The request: Without skipping anything, write out each record below exactly.

====

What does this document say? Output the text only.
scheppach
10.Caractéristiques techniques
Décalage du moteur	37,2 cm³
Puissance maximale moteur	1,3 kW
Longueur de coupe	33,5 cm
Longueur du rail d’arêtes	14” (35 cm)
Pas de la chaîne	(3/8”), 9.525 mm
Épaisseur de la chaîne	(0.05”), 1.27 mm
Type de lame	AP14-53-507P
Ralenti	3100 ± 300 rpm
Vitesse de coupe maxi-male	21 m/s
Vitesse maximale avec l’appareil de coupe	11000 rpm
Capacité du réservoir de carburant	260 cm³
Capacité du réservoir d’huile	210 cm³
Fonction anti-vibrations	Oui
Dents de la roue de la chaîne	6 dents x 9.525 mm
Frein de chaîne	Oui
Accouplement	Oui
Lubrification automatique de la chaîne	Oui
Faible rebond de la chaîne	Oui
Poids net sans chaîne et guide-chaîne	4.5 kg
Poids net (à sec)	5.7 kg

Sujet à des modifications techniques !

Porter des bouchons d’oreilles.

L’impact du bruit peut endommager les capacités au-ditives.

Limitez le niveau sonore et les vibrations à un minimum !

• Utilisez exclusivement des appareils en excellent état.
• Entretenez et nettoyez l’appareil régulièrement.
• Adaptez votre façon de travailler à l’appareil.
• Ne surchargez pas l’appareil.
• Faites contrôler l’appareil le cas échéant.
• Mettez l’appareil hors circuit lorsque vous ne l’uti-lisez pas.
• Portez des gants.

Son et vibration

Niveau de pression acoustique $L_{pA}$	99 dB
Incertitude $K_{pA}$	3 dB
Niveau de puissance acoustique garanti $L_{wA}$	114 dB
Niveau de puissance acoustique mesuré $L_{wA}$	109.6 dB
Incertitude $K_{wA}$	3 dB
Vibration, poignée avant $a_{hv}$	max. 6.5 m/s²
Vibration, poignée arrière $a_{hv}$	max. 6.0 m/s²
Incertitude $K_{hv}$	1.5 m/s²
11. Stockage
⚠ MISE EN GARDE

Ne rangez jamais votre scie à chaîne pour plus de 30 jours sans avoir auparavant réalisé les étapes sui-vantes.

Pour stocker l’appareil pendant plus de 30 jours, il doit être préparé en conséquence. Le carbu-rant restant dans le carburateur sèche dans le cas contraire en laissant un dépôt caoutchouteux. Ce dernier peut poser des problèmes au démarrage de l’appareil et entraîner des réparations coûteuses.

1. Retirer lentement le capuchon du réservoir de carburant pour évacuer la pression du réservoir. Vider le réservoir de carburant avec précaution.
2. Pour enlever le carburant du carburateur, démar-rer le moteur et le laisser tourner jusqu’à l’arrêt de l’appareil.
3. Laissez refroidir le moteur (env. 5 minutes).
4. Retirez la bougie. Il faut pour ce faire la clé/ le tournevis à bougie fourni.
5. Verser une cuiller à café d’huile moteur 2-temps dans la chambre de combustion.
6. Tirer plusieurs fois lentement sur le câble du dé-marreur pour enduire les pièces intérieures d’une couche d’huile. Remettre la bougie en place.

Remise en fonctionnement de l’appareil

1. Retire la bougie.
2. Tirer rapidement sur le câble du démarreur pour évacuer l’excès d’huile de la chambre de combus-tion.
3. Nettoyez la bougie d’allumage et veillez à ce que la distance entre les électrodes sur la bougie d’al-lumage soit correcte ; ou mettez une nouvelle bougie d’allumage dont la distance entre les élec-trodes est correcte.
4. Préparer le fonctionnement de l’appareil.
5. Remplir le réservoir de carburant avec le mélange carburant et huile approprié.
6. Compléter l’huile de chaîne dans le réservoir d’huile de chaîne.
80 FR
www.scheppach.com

====

Solved problem:
What does this document say? Output the text only.
scheppach
10.Caractéristiques techniques
Décalage du moteur	37,2 cm³
Puissance maximale moteur	1,3 kW
Longueur de coupe	33,5 cm
Longueur du rail d’arêtes	14” (35 cm)
Pas de la chaîne	(3/8”), 9.525 mm
Épaisseur de la chaîne	(0.05”), 1.27 mm
Type de lame	AP14-53-507P
Ralenti	3100 ± 300 rpm
Vitesse de coupe maxi-male	21 m/s
Vitesse maximale avec l’appareil de coupe	11000 rpm
Capacité du réservoir de carburant	260 cm³
Capacité du réservoir d’huile	210 cm³
Fonction anti-vibrations	Oui
Dents de la roue de la chaîne	6 dents x 9.525 mm
Frein de chaîne	Oui
Accouplement	Oui
Lubrification automatique de la chaîne	Oui
Faible rebond de la chaîne	Oui
Poids net sans chaîne et guide-chaîne	4.5 kg
Poids net (à sec)	5.7 kg

Sujet à des modifications techniques !

Porter des bouchons d’oreilles.

L’impact du bruit peut endommager les capacités au-ditives.

Limitez le niveau sonore et les vibrations à un minimum !

• Utilisez exclusivement des appareils en excellent état.
• Entretenez et nettoyez l’appareil régulièrement.
• Adaptez votre façon de travailler à l’appareil.
• Ne surchargez pas l’appareil.
• Faites contrôler l’appareil le cas échéant.
• Mettez l’appareil hors circuit lorsque vous ne l’uti-lisez pas.
• Portez des gants.

Son et vibration

Niveau de pression acoustique $L_{pA}$	99 dB
Incertitude $K_{pA}$	3 dB
Niveau de puissance acoustique garanti $L_{wA}$	114 dB
Niveau de puissance acoustique mesuré $L_{wA}$	109.6 dB
Incertitude $K_{wA}$	3 dB
Vibration, poignée avant $a_{hv}$	max. 6.5 m/s²
Vibration, poignée arrière $a_{hv}$	max. 6.0 m/s²
Incertitude $K_{hv}$	1.5 m/s²
11. Stockage
⚠ MISE EN GARDE

Ne rangez jamais votre scie à chaîne pour plus de 30 jours sans avoir auparavant réalisé les étapes sui-vantes.

Pour stocker l’appareil pendant plus de 30 jours, il doit être préparé en conséquence. Le carbu-rant restant dans le carburateur sèche dans le cas contraire en laissant un dépôt caoutchouteux. Ce dernier peut poser des problèmes au démarrage de l’appareil et entraîner des réparations coûteuses.

1. Retirer lentement le capuchon du réservoir de carburant pour évacuer la pression du réservoir. Vider le réservoir de carburant avec précaution.
2. Pour enlever le carburant du carburateur, démar-rer le moteur et le laisser tourner jusqu’à l’arrêt de l’appareil.
3. Laissez refroidir le moteur (env. 5 minutes).
4. Retirez la bougie. Il faut pour ce faire la clé/ le tournevis à bougie fourni.
5. Verser une cuiller à café d’huile moteur 2-temps dans la chambre de combustion.
6. Tirer plusieurs fois lentement sur le câble du dé-marreur pour enduire les pièces intérieures d’une couche d’huile. Remettre la bougie en place.

Remise en fonctionnement de l’appareil

1. Retire la bougie.
2. Tirer rapidement sur le câble du démarreur pour évacuer l’excès d’huile de la chambre de combus-tion.
3. Nettoyez la bougie d’allumage et veillez à ce que la distance entre les électrodes sur la bougie d’al-lumage soit correcte ; ou mettez une nouvelle bougie d’allumage dont la distance entre les élec-trodes est correcte.
4. Préparer le fonctionnement de l’appareil.
5. Remplir le réservoir de carburant avec le mélange carburant et huile approprié.
6. Compléter l’huile de chaîne dans le réservoir d’huile de chaîne.
80 FR
www.scheppach.com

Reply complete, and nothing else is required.